**Stated problem**
Find the lines containing the word "connected" and copy every one of them.

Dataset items

_ _ _ _ _

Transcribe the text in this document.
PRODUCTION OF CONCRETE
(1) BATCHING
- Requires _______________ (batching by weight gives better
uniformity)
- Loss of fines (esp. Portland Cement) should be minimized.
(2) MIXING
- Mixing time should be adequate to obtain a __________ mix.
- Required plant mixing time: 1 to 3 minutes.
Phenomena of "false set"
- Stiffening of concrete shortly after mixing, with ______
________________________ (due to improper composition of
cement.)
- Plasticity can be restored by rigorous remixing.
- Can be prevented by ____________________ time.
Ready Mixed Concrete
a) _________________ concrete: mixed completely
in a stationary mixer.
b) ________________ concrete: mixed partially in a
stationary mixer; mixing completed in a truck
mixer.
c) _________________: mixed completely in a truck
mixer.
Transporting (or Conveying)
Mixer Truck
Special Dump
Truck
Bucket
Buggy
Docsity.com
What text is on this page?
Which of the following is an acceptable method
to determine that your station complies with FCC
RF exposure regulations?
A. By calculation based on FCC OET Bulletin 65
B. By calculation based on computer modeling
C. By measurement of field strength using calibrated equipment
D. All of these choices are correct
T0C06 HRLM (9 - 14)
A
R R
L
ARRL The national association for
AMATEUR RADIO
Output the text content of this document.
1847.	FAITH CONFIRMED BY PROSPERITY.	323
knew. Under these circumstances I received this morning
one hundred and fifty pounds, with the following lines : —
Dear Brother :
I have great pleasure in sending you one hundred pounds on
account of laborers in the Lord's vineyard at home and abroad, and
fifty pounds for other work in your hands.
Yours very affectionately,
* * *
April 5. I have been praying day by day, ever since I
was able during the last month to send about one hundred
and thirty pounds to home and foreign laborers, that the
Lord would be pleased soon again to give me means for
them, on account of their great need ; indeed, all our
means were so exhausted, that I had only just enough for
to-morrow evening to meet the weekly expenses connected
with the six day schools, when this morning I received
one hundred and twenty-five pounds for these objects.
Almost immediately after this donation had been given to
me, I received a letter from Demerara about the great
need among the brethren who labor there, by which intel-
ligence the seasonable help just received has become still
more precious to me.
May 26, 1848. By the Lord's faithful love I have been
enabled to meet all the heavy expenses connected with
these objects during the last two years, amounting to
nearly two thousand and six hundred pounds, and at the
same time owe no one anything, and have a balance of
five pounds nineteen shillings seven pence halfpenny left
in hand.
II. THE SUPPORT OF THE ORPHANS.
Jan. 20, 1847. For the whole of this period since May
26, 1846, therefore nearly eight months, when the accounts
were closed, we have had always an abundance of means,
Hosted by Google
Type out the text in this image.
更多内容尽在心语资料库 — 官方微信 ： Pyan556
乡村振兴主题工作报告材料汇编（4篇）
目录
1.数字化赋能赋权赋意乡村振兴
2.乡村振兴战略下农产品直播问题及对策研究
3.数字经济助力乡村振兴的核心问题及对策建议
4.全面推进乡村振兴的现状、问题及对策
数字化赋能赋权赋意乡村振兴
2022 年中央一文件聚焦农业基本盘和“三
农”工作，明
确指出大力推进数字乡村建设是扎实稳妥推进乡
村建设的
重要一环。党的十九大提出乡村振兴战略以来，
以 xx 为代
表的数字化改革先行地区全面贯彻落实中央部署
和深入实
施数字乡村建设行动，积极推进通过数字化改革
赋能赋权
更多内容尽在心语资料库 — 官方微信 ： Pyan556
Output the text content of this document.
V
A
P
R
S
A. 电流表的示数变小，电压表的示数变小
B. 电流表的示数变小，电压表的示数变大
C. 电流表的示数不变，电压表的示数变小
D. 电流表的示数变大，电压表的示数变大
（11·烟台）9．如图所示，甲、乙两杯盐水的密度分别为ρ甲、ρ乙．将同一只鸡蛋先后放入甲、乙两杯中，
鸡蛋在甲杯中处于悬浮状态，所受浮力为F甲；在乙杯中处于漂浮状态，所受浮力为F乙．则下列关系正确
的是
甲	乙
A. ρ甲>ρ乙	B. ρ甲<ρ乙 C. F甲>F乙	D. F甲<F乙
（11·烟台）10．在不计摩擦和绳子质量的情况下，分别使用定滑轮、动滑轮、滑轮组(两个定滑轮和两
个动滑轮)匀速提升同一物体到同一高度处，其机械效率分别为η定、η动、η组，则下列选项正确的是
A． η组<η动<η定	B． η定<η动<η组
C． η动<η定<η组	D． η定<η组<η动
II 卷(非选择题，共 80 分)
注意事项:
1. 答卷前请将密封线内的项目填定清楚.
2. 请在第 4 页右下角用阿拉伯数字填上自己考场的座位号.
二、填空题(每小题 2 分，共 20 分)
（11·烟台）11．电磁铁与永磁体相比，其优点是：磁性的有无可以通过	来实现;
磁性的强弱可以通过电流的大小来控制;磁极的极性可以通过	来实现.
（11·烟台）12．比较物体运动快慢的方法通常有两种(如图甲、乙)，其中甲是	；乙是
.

_ _ _ _ _

**Answer for this exercise**
to-morrow evening to meet the weekly expenses connected
enabled to meet all the heavy expenses connected with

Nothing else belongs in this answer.